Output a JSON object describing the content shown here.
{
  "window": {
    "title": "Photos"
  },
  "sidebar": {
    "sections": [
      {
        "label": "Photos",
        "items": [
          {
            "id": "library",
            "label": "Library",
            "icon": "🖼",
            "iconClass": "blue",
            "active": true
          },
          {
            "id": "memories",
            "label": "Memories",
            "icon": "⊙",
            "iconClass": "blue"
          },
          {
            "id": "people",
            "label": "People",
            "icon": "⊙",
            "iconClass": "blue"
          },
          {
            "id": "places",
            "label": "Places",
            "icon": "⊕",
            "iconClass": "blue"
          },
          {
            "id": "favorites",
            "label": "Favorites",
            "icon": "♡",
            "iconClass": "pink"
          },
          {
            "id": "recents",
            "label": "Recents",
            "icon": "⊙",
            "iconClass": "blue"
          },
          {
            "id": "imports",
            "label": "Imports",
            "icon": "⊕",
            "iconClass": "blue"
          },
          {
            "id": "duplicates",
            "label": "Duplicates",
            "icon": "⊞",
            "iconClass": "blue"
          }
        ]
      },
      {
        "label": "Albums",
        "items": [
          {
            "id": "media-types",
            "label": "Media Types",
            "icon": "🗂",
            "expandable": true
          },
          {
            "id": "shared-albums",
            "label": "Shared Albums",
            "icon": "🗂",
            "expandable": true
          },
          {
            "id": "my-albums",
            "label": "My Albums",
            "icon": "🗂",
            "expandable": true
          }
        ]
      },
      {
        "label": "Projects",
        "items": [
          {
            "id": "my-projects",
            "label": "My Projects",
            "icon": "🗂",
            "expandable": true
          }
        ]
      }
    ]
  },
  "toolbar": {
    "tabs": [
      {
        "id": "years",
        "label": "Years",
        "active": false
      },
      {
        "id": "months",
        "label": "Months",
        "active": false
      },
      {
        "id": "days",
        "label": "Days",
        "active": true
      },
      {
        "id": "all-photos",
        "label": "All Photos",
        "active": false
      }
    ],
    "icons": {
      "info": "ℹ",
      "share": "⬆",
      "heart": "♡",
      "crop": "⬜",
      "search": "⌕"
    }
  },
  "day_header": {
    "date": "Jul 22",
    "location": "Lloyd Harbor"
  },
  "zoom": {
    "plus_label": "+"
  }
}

[Stated problem]
Extract all of the data above and output it character for character.

[Solution for this problem]
Output a JSON object describing the content shown here.
{
  "window": {
    "title": "Photos"
  },
  "sidebar": {
    "sections": [
      {
        "label": "Photos",
        "items": [
          {
            "id": "library",
            "label": "Library",
            "icon": "🖼",
            "iconClass": "blue",
            "active": true
          },
          {
            "id": "memories",
            "label": "Memories",
            "icon": "⊙",
            "iconClass": "blue"
          },
          {
            "id": "people",
            "label": "People",
            "icon": "⊙",
            "iconClass": "blue"
          },
          {
            "id": "places",
            "label": "Places",
            "icon": "⊕",
            "iconClass": "blue"
          },
          {
            "id": "favorites",
            "label": "Favorites",
            "icon": "♡",
            "iconClass": "pink"
          },
          {
            "id": "recents",
            "label": "Recents",
            "icon": "⊙",
            "iconClass": "blue"
          },
          {
            "id": "imports",
            "label": "Imports",
            "icon": "⊕",
            "iconClass": "blue"
          },
          {
            "id": "duplicates",
            "label": "Duplicates",
            "icon": "⊞",
            "iconClass": "blue"
          }
        ]
      },
      {
        "label": "Albums",
        "items": [
          {
            "id": "media-types",
            "label": "Media Types",
            "icon": "🗂",
            "expandable": true
          },
          {
            "id": "shared-albums",
            "label": "Shared Albums",
            "icon": "🗂",
            "expandable": true
          },
          {
            "id": "my-albums",
            "label": "My Albums",
            "icon": "🗂",
            "expandable": true
          }
        ]
      },
      {
        "label": "Projects",
        "items": [
          {
            "id": "my-projects",
            "label": "My Projects",
            "icon": "🗂",
            "expandable": true
          }
        ]
      }
    ]
  },
  "toolbar": {
    "tabs": [
      {
        "id": "years",
        "label": "Years",
        "active": false
      },
      {
        "id": "months",
        "label": "Months",
        "active": false
      },
      {
        "id": "days",
        "label": "Days",
        "active": true
      },
      {
        "id": "all-photos",
        "label": "All Photos",
        "active": false
      }
    ],
    "icons": {
      "info": "ℹ",
      "share": "⬆",
      "heart": "♡",
      "crop": "⬜",
      "search": "⌕"
    }
  },
  "day_header": {
    "date": "Jul 22",
    "location": "Lloyd Harbor"
  },
  "zoom": {
    "plus_label": "+"
  }
}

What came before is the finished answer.